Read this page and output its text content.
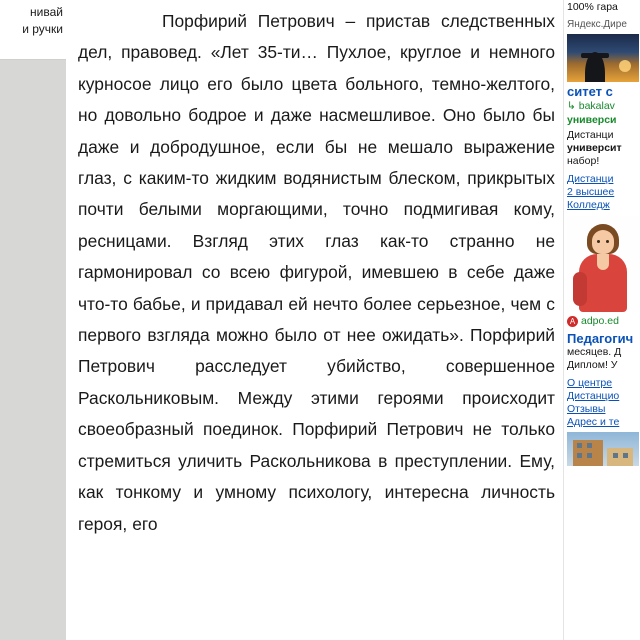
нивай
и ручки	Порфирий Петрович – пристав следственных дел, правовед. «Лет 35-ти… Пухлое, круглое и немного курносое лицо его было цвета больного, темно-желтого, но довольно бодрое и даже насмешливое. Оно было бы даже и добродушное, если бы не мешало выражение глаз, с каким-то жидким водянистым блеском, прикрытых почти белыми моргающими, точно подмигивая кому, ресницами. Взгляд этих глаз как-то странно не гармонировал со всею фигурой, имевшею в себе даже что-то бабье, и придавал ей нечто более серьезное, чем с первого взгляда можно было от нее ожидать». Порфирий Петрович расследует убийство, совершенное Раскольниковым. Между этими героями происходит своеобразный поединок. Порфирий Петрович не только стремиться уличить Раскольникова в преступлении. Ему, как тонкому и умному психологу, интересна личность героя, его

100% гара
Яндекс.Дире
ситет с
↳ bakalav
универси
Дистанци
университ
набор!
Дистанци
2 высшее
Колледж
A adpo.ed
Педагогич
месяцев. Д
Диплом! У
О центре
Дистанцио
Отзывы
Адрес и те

What is required: Restate the whole of the material word for word without the pictures.

Finished answer:
Read this page and output its text content.
нивай
и ручки	Порфирий Петрович – пристав следственных дел, правовед. «Лет 35-ти… Пухлое, круглое и немного курносое лицо его было цвета больного, темно-желтого, но довольно бодрое и даже насмешливое. Оно было бы даже и добродушное, если бы не мешало выражение глаз, с каким-то жидким водянистым блеском, прикрытых почти белыми моргающими, точно подмигивая кому, ресницами. Взгляд этих глаз как-то странно не гармонировал со всею фигурой, имевшею в себе даже что-то бабье, и придавал ей нечто более серьезное, чем с первого взгляда можно было от нее ожидать». Порфирий Петрович расследует убийство, совершенное Раскольниковым. Между этими героями происходит своеобразный поединок. Порфирий Петрович не только стремиться уличить Раскольникова в преступлении. Ему, как тонкому и умному психологу, интересна личность героя, его

100% гара
Яндекс.Дире
ситет с
↳ bakalav
универси
Дистанци
университ
набор!
Дистанци
2 высшее
Колледж
A adpo.ed
Педагогич
месяцев. Д
Диплом! У
О центре
Дистанцио
Отзывы
Адрес и те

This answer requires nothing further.